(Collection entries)
+-------+

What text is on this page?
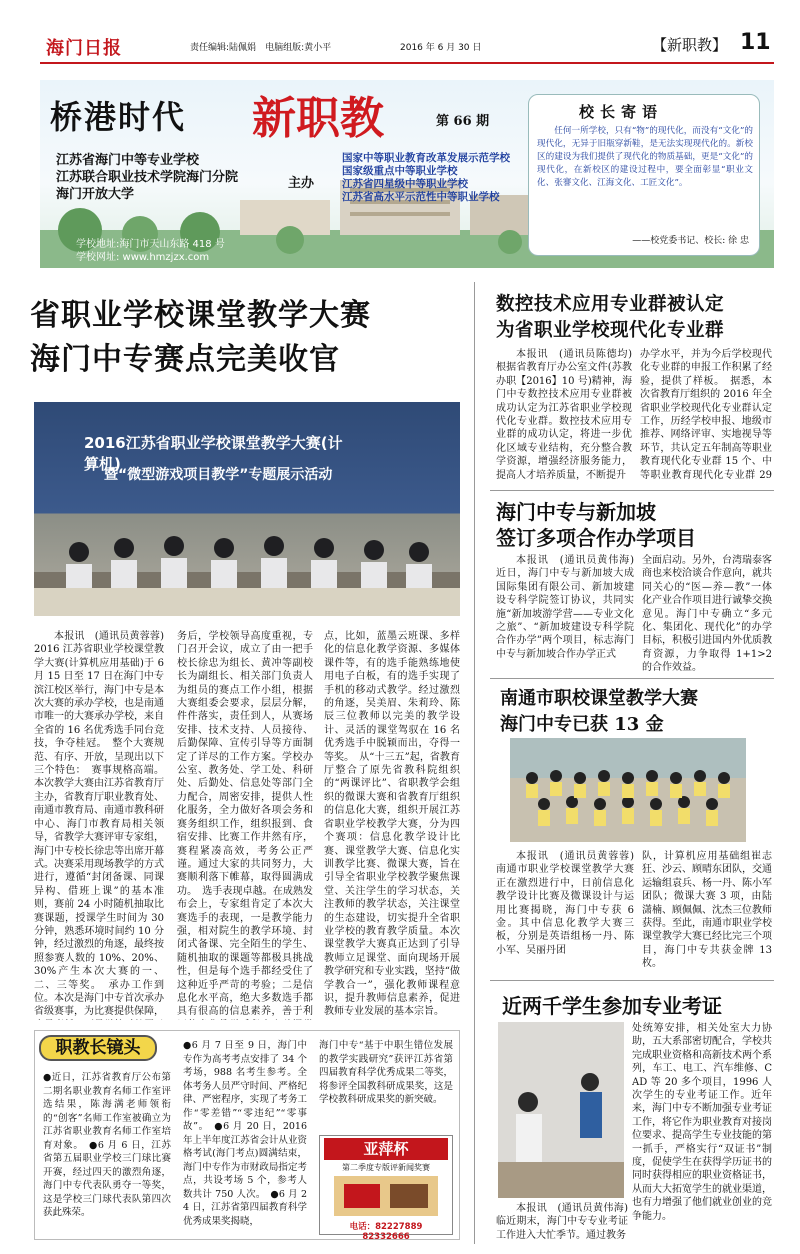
海门日报	责任编辑:陆佩娟　 电脑组版:黄小平	2016 年 6 月 30 日	【新职教】 11
桥港时代 新职教	第 66 期
江苏省海门中等专业学校
江苏联合职业技术学院海门分院
海门开放大学
主办
国家中等职业教育改革发展示范学校
国家级重点中等职业学校
江苏省四星级中等职业学校
江苏省高水平示范性中等职业学校
学校地址:海门市天山东路 418 号
学校网址: www.hmzjzx.com
校长寄语
任何一所学校，只有“物”的现代化，而没有“文化”的现代化，无异于旧瓶穿新鞋，是无法实现现代化的。新校区的建设为我们提供了现代化的物质基础，更是“文化”的现代化，在新校区的建设过程中，要全面彰显“职业文化、张謇文化、江海文化、工匠文化”。
——校党委书记、校长: 徐 忠
省职业学校课堂教学大赛
海门中专赛点完美收官
2016江苏省职业学校课堂教学大赛(计算机)
暨“微型游戏项目教学”专题展示活动
本报讯　(通讯员黄蓉蓉) 2016 江苏省职业学校课堂教学大赛(计算机应用基础)于 6 月 15 日至 17 日在海门中专滨江校区举行，海门中专是本次大赛的承办学校，也是南通市唯一的大赛承办学校，来自全省的 16 名优秀选手同台竞技，争夺桂冠。　整个大赛规范、有序、开放，呈现出以下三个特色：　赛事规格高端。本次教学大赛由江苏省教育厅主办，省教育厅职业教育处、南通市教育局、南通市教科研中心、海门市教育局相关领导，省教学大赛评审专家组，海门中专校长徐忠等出席开幕式。决赛采用现场教学的方式进行，遵循“封闭备课、同课异构、借班上课”的基本准则，赛前 24 小时随机抽取比赛课题，授课学生时间为 30 分钟，熟悉环境时间约 10 分钟，经过激烈的角逐，最终按照参赛人数的 10%、20%、30%产生本次大赛的一、二、三等奖。　承办工作到位。本次是海门中专首次承办省级赛事，为比赛提供保障，
务后，学校领导高度重视，专门召开会议，成立了由一把手校长徐忠为组长、黄冲等副校长为副组长、相关部门负责人为组员的赛点工作小组，根据大赛组委会要求，层层分解，件件落实，责任到人，从赛场安排、技术支持、人员接待、后勤保障、宣传引导等方面制定了详尽的工作方案。学校办公室、教务处、学工处、科研处、后勤处、信息处等部门全力配合，周密安排，提供人性化服务，全力做好各项会务和赛务组织工作，组织报到、食宿安排、比赛工作井然有序，赛程紧凑高效，考务公正严谨。通过大家的共同努力，大赛顺利落下帷幕，取得圆满成功。　选手表现卓越。在成熟发布会上，专家组肯定了本次大赛选手的表现，一是教学能力强，相对院生的教学环境、封闭式备课、完全陌生的学生、随机抽取的课题等都极具挑战性，但是每个选手都经受住了这种近乎严苛的考验；二是信息化水平高，绝大多数选手都具有很高的信息素养，善于利
点，比如，蓝墨云班课、多样化的信息化教学资源、多媒体课件等，有的选手能熟练地使用电子白板，有的选手实现了手机的移动式教学。经过激烈的角逐，吴美眉、朱莉玲、陈辰三位教师以完美的教学设计、灵活的课堂驾驭在 16 名优秀选手中脱颖而出，夺得一等奖。　从“十三五”起，省教育厅整合了原先省教科院组织的“两课评比”、省职教学会组织的微课大赛和省教育厅组织的信息化大赛，组织开展江苏省职业学校教学大赛，分为四个赛项：信息化教学设计比赛、课堂教学大赛、信息化实训教学比赛、微课大赛，旨在引导全省职业学校教学聚焦课堂、关注学生的学习状态，关注教师的教学状态，关注课堂的生态建设，切实提升全省职业学校的教育教学质量。本次课堂教学大赛真正达到了引导教师立足课堂、面向现场开展教学研究和专业实践，坚持“做学教合一”，强化教师课程意识，提升教师信息素养，促进教师专业发展的基本宗旨。
职教长镜头
●近日，江苏省教育厅公布第二期名职业教育名师工作室评选结果，陈海满老师领衔的“创客”名师工作室被确立为江苏省职业教育名师工作室培育对象。　●6 月 6 日，江苏省第五届职业学校三门球比赛开赛，经过四天的激烈角逐，海门中专代表队勇夺一等奖，这是学校三门球代表队第四次获此殊荣。
●6 月 7 日至 9 日，海门中专作为高考考点安排了 34 个考场，988 名考生参考。全体考务人员严守时间、严格纪律、严密程序，实现了考务工作“零差错”“零违纪”“零事故”。　●6 月 20 日，2016 年上半年度江苏省会计从业资格考试(海门考点)圆满结束，海门中专作为市财政局指定考点，共设考场 5 个，参考人数共计 750 人次。　●6 月 24 日，江苏省第四届教育科学优秀成果奖揭晓，
海门中专“基于中职生错位发展的教学实践研究”获评江苏省第四届教育科学优秀成果二等奖，将参评全国教科研成果奖，这是学校教科研成果奖的新突破。
亚萍杯
第二季度专版评新闻奖赛
电话：82227889　82332666
数控技术应用专业群被认定
为省职业学校现代化专业群
本报讯　(通讯员陈德均) 根据省教育厅办公室文件(苏教办职【2016】10 号)精神，海门中专数控技术应用专业群被成功认定为江苏省职业学校现代化专业群。数控技术应用专业群的成功认定，将进一步优化区域专业结构，充分整合教学资源，增强经济服务能力，提高人才培养质量，不断提升
办学水平，并为今后学校现代化专业群的申报工作积累了经验，提供了样板。　据悉，本次省教育厅组织的 2016 年全省职业学校现代化专业群认定工作，历经学校申报、地级市推荐、网络评审、实地视导等环节，共认定五年制高等职业教育现代化专业群 15 个、中等职业教育现代化专业群 29
海门中专与新加坡
签订多项合作办学项目
本报讯　(通讯员黄伟海) 近日，海门中专与新加坡大成国际集团有限公司、新加坡建设专科学院签订协议，共同实施“新加坡游学营——专业文化之旅”、“新加坡建设专科学院合作办学”两个项目，标志海门中专与新加坡合作办学正式
全面启动。另外，台湾瑞泰客商也来校洽谈合作意向，就共同关心的“医—养—教”一体化产业合作项目进行诚挚交换意见。海门中专确立“多元化、集团化、现代化”的办学目标，积极引进国内外优质教育资源，力争取得 1+1>2 的合作效益。
南通市职校课堂教学大赛
海门中专已获 13 金
本报讯　(通讯员黄蓉蓉) 南通市职业学校课堂教学大赛正在激烈进行中，日前信息化教学设计比赛及微课设计与运用比赛揭晓，海门中专获 6 金。其中信息化教学大赛三板，分别是英语组杨一丹、陈小军、吴丽丹团
队，计算机应用基础组崔志狂、沙云、顾晴东团队，交通运输组袁兵、杨一丹、陈小军团队；微课大赛 3 项，由陆潇楠、顾佩佩、沈杰三位教师获得。至此，南通市职业学校课堂教学大赛已经比完三个项目，海门中专共获金牌 13 枚。
近两千学生参加专业考证
处统筹安排，相关处室大力协助，五大系部密切配合，学校共完成职业资格和高新技术两个系列，车工、电工、汽车维修、CAD 等 20 多个项目，1996 人次学生的专业考证工作。近年来，海门中专不断加强专业考证工作，将它作为职业教育对接岗位要求、提高学生专业技能的第一抓手，严格实行“双证书”制度，促使学生在获得学历证书的同时获得相应的职业资格证书，从而大大拓宽学生的就业渠道，也有力增强了他们就业创业的竞争能力。
本报讯　(通讯员黄伟海) 临近期末，海门中专专业考证工作进入大忙季节。通过教务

+-------+

**EXERCISE INSTRUCTIONS:** Return all of the data exactly as written, and drop the pictures.

**SOLUTION FOR THIS EXERCISE:**
What text is on this page?
海门日报	责任编辑:陆佩娟　 电脑组版:黄小平	2016 年 6 月 30 日	【新职教】 11
桥港时代 新职教	第 66 期
江苏省海门中等专业学校
江苏联合职业技术学院海门分院
海门开放大学
主办
国家中等职业教育改革发展示范学校
国家级重点中等职业学校
江苏省四星级中等职业学校
江苏省高水平示范性中等职业学校
学校地址:海门市天山东路 418 号
学校网址: www.hmzjzx.com
校长寄语
任何一所学校，只有“物”的现代化，而没有“文化”的现代化，无异于旧瓶穿新鞋，是无法实现现代化的。新校区的建设为我们提供了现代化的物质基础，更是“文化”的现代化，在新校区的建设过程中，要全面彰显“职业文化、张謇文化、江海文化、工匠文化”。
——校党委书记、校长: 徐 忠
省职业学校课堂教学大赛
海门中专赛点完美收官
2016江苏省职业学校课堂教学大赛(计算机)
暨“微型游戏项目教学”专题展示活动
本报讯　(通讯员黄蓉蓉) 2016 江苏省职业学校课堂教学大赛(计算机应用基础)于 6 月 15 日至 17 日在海门中专滨江校区举行，海门中专是本次大赛的承办学校，也是南通市唯一的大赛承办学校，来自全省的 16 名优秀选手同台竞技，争夺桂冠。　整个大赛规范、有序、开放，呈现出以下三个特色：　赛事规格高端。本次教学大赛由江苏省教育厅主办，省教育厅职业教育处、南通市教育局、南通市教科研中心、海门市教育局相关领导，省教学大赛评审专家组，海门中专校长徐忠等出席开幕式。决赛采用现场教学的方式进行，遵循“封闭备课、同课异构、借班上课”的基本准则，赛前 24 小时随机抽取比赛课题，授课学生时间为 30 分钟，熟悉环境时间约 10 分钟，经过激烈的角逐，最终按照参赛人数的 10%、20%、30%产生本次大赛的一、二、三等奖。　承办工作到位。本次是海门中专首次承办省级赛事，为比赛提供保障，
务后，学校领导高度重视，专门召开会议，成立了由一把手校长徐忠为组长、黄冲等副校长为副组长、相关部门负责人为组员的赛点工作小组，根据大赛组委会要求，层层分解，件件落实，责任到人，从赛场安排、技术支持、人员接待、后勤保障、宣传引导等方面制定了详尽的工作方案。学校办公室、教务处、学工处、科研处、后勤处、信息处等部门全力配合，周密安排，提供人性化服务，全力做好各项会务和赛务组织工作，组织报到、食宿安排、比赛工作井然有序，赛程紧凑高效，考务公正严谨。通过大家的共同努力，大赛顺利落下帷幕，取得圆满成功。　选手表现卓越。在成熟发布会上，专家组肯定了本次大赛选手的表现，一是教学能力强，相对院生的教学环境、封闭式备课、完全陌生的学生、随机抽取的课题等都极具挑战性，但是每个选手都经受住了这种近乎严苛的考验；二是信息化水平高，绝大多数选手都具有很高的信息素养，善于利
点，比如，蓝墨云班课、多样化的信息化教学资源、多媒体课件等，有的选手能熟练地使用电子白板，有的选手实现了手机的移动式教学。经过激烈的角逐，吴美眉、朱莉玲、陈辰三位教师以完美的教学设计、灵活的课堂驾驭在 16 名优秀选手中脱颖而出，夺得一等奖。　从“十三五”起，省教育厅整合了原先省教科院组织的“两课评比”、省职教学会组织的微课大赛和省教育厅组织的信息化大赛，组织开展江苏省职业学校教学大赛，分为四个赛项：信息化教学设计比赛、课堂教学大赛、信息化实训教学比赛、微课大赛，旨在引导全省职业学校教学聚焦课堂、关注学生的学习状态，关注教师的教学状态，关注课堂的生态建设，切实提升全省职业学校的教育教学质量。本次课堂教学大赛真正达到了引导教师立足课堂、面向现场开展教学研究和专业实践，坚持“做学教合一”，强化教师课程意识，提升教师信息素养，促进教师专业发展的基本宗旨。
职教长镜头
●近日，江苏省教育厅公布第二期名职业教育名师工作室评选结果，陈海满老师领衔的“创客”名师工作室被确立为江苏省职业教育名师工作室培育对象。　●6 月 6 日，江苏省第五届职业学校三门球比赛开赛，经过四天的激烈角逐，海门中专代表队勇夺一等奖，这是学校三门球代表队第四次获此殊荣。
●6 月 7 日至 9 日，海门中专作为高考考点安排了 34 个考场，988 名考生参考。全体考务人员严守时间、严格纪律、严密程序，实现了考务工作“零差错”“零违纪”“零事故”。　●6 月 20 日，2016 年上半年度江苏省会计从业资格考试(海门考点)圆满结束，海门中专作为市财政局指定考点，共设考场 5 个，参考人数共计 750 人次。　●6 月 24 日，江苏省第四届教育科学优秀成果奖揭晓，
海门中专“基于中职生错位发展的教学实践研究”获评江苏省第四届教育科学优秀成果二等奖，将参评全国教科研成果奖，这是学校教科研成果奖的新突破。
亚萍杯
第二季度专版评新闻奖赛
电话：82227889　82332666
数控技术应用专业群被认定
为省职业学校现代化专业群
本报讯　(通讯员陈德均) 根据省教育厅办公室文件(苏教办职【2016】10 号)精神，海门中专数控技术应用专业群被成功认定为江苏省职业学校现代化专业群。数控技术应用专业群的成功认定，将进一步优化区域专业结构，充分整合教学资源，增强经济服务能力，提高人才培养质量，不断提升
办学水平，并为今后学校现代化专业群的申报工作积累了经验，提供了样板。　据悉，本次省教育厅组织的 2016 年全省职业学校现代化专业群认定工作，历经学校申报、地级市推荐、网络评审、实地视导等环节，共认定五年制高等职业教育现代化专业群 15 个、中等职业教育现代化专业群 29
海门中专与新加坡
签订多项合作办学项目
本报讯　(通讯员黄伟海) 近日，海门中专与新加坡大成国际集团有限公司、新加坡建设专科学院签订协议，共同实施“新加坡游学营——专业文化之旅”、“新加坡建设专科学院合作办学”两个项目，标志海门中专与新加坡合作办学正式
全面启动。另外，台湾瑞泰客商也来校洽谈合作意向，就共同关心的“医—养—教”一体化产业合作项目进行诚挚交换意见。海门中专确立“多元化、集团化、现代化”的办学目标，积极引进国内外优质教育资源，力争取得 1+1>2 的合作效益。
南通市职校课堂教学大赛
海门中专已获 13 金
本报讯　(通讯员黄蓉蓉) 南通市职业学校课堂教学大赛正在激烈进行中，日前信息化教学设计比赛及微课设计与运用比赛揭晓，海门中专获 6 金。其中信息化教学大赛三板，分别是英语组杨一丹、陈小军、吴丽丹团
队，计算机应用基础组崔志狂、沙云、顾晴东团队，交通运输组袁兵、杨一丹、陈小军团队；微课大赛 3 项，由陆潇楠、顾佩佩、沈杰三位教师获得。至此，南通市职业学校课堂教学大赛已经比完三个项目，海门中专共获金牌 13 枚。
近两千学生参加专业考证
处统筹安排，相关处室大力协助，五大系部密切配合，学校共完成职业资格和高新技术两个系列，车工、电工、汽车维修、CAD 等 20 多个项目，1996 人次学生的专业考证工作。近年来，海门中专不断加强专业考证工作，将它作为职业教育对接岗位要求、提高学生专业技能的第一抓手，严格实行“双证书”制度，促使学生在获得学历证书的同时获得相应的职业资格证书，从而大大拓宽学生的就业渠道，也有力增强了他们就业创业的竞争能力。
本报讯　(通讯员黄伟海) 临近期末，海门中专专业考证工作进入大忙季节。通过教务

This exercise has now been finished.